## THE PROBLEM
Tally every line of the material that includes "Response", then give the tally and nothing else.

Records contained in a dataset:
╔══

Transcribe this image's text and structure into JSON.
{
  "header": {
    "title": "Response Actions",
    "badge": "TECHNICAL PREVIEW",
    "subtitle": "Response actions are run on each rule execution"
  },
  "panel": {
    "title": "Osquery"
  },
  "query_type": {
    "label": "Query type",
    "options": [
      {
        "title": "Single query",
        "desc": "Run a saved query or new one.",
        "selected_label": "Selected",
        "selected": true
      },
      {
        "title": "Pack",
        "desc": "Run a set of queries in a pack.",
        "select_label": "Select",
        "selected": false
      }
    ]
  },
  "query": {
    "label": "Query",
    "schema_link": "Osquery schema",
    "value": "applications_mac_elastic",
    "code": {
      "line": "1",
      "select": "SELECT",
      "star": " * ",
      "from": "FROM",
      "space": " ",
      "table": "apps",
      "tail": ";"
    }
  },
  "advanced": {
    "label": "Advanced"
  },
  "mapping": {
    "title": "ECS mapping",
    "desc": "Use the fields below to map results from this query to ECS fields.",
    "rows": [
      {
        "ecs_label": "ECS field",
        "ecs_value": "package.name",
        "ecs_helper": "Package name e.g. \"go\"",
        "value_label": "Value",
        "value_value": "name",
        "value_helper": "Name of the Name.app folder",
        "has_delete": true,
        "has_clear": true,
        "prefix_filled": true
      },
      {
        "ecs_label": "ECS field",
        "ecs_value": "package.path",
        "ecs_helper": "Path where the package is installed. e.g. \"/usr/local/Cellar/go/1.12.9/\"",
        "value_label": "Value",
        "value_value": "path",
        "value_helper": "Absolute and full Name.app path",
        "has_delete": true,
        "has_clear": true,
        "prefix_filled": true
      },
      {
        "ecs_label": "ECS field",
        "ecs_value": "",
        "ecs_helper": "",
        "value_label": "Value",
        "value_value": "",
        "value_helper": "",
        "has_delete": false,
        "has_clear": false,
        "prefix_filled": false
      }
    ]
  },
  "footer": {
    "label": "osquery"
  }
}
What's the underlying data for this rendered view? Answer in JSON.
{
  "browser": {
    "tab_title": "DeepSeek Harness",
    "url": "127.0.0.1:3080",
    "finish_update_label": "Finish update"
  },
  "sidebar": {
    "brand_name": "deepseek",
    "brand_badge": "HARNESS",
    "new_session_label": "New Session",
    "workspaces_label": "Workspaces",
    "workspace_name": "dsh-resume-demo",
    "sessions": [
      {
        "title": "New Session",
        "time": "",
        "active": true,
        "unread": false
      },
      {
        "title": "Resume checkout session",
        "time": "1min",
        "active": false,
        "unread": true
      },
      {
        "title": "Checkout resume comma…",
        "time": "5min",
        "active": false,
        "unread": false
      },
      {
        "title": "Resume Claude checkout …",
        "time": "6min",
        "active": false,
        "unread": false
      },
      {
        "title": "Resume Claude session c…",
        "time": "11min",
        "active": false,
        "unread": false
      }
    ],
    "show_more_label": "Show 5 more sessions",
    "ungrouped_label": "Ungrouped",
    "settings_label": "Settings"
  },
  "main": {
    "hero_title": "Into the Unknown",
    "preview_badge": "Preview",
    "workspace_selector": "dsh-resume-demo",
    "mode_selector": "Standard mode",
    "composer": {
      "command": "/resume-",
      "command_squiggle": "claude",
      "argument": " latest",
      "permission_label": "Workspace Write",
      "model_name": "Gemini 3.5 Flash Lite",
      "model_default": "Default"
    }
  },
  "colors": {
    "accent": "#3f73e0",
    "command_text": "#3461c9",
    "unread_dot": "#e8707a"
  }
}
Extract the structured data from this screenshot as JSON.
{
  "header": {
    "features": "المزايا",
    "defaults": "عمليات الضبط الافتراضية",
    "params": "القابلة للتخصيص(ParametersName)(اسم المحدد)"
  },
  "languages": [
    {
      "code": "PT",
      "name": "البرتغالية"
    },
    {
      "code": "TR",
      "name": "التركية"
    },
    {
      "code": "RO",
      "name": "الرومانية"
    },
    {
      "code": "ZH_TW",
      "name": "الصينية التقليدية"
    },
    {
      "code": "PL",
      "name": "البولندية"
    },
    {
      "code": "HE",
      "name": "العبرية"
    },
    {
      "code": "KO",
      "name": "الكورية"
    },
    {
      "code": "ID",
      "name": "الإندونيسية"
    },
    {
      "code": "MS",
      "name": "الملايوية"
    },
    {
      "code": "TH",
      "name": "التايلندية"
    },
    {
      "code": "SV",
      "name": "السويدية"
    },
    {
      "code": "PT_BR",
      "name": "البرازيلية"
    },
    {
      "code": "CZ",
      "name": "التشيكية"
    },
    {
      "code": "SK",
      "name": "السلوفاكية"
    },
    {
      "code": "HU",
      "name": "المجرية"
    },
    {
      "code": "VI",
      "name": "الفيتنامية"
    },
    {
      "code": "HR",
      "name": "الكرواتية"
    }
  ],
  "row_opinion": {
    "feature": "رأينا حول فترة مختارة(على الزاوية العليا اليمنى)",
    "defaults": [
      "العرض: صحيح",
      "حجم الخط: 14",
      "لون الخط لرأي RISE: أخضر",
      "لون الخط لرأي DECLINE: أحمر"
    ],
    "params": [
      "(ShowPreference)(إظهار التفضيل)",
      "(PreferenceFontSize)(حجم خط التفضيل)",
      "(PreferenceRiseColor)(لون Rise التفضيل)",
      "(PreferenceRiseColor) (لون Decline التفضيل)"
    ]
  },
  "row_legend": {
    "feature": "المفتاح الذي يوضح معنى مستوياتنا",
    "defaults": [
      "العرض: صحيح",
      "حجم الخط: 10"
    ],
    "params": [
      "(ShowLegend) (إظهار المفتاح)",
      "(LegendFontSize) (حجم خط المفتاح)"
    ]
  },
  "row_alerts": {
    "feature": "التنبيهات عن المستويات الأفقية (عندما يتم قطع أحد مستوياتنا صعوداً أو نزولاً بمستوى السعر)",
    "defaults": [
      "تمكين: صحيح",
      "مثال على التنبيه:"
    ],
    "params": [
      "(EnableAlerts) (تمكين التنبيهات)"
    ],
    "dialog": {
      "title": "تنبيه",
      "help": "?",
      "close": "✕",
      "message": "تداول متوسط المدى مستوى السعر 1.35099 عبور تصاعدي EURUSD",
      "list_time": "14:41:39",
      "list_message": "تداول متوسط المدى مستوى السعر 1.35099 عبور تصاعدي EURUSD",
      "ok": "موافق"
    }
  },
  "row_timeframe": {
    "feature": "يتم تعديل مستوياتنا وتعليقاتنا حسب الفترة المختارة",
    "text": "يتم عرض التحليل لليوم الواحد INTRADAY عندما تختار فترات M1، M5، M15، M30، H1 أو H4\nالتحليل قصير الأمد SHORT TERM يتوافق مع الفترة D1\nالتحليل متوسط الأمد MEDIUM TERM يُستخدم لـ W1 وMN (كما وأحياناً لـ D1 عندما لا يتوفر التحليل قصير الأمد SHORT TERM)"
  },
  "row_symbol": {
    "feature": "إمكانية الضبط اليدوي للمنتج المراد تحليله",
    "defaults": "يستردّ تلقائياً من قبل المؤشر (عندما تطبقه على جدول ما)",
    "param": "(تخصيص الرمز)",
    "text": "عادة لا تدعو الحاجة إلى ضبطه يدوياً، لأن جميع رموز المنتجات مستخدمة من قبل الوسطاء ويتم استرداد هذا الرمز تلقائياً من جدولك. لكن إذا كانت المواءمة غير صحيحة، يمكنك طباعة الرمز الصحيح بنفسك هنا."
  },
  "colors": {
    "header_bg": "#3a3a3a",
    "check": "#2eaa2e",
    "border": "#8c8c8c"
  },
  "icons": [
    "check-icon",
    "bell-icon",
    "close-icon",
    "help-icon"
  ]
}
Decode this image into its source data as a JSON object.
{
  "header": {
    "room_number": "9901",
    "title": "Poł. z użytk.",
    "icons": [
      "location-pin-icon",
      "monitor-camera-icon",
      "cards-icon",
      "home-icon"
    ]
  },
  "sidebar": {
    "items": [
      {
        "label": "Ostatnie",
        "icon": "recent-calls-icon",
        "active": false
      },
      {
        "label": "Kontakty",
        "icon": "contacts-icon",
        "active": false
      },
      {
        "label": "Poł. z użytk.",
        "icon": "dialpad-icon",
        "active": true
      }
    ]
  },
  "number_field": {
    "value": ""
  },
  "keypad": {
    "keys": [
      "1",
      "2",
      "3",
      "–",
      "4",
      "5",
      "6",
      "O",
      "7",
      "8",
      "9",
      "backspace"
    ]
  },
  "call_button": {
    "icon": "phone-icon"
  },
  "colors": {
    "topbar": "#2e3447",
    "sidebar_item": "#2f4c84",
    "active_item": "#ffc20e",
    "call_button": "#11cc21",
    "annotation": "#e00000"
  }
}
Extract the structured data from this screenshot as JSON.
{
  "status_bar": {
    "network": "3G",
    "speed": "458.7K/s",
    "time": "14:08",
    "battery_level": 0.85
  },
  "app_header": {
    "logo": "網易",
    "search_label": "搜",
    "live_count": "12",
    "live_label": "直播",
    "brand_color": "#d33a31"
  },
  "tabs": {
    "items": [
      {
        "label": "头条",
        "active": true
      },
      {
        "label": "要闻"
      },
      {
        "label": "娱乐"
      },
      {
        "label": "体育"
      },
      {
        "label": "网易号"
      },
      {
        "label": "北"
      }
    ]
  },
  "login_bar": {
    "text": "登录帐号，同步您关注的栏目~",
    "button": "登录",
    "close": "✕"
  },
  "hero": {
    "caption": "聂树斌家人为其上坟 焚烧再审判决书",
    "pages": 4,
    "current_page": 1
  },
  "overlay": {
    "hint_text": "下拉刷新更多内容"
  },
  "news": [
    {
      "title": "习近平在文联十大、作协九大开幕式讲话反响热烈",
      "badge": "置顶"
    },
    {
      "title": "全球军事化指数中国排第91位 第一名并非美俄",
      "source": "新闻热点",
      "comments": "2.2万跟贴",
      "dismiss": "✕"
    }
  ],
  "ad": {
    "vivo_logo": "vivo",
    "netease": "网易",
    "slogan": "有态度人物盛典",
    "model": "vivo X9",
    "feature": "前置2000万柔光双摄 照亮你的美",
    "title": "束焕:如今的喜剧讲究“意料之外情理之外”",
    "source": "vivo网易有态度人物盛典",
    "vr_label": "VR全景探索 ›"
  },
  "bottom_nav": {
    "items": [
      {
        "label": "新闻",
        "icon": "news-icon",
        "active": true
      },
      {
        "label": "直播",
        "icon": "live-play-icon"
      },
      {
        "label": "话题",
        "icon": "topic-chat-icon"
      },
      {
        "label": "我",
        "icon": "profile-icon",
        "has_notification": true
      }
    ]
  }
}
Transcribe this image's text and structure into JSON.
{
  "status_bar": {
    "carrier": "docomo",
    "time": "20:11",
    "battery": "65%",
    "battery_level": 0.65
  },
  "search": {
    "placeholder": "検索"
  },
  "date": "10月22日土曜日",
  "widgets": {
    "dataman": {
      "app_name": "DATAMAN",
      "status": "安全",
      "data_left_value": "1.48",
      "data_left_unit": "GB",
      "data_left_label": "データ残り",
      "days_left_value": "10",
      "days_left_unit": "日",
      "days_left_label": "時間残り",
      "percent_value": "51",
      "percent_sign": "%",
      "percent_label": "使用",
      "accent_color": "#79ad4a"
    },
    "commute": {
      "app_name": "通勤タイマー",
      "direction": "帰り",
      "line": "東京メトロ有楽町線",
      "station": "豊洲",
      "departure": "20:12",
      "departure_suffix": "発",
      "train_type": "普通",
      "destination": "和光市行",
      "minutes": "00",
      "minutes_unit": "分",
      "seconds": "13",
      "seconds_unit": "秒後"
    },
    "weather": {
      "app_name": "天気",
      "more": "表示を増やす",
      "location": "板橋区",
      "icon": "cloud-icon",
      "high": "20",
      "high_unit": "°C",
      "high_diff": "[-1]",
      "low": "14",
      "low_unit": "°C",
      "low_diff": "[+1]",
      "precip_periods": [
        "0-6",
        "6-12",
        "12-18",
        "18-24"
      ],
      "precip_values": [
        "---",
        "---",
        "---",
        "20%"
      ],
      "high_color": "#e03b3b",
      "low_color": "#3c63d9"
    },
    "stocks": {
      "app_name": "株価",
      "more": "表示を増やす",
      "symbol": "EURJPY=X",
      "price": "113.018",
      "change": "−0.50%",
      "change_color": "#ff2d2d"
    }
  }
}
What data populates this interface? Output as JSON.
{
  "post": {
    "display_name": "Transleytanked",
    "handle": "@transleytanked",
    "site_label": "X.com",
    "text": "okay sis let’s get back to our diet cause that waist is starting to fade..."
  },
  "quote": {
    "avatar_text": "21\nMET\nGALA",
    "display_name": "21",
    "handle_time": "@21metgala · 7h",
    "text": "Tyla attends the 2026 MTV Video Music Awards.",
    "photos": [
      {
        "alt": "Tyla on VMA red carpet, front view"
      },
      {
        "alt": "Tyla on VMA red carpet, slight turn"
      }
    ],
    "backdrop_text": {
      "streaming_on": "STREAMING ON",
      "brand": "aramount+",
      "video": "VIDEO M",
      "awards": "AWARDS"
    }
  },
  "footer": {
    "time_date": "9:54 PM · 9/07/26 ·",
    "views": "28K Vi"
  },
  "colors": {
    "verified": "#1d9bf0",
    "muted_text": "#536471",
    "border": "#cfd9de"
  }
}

╚══

## RESULT OF THIS TASK
2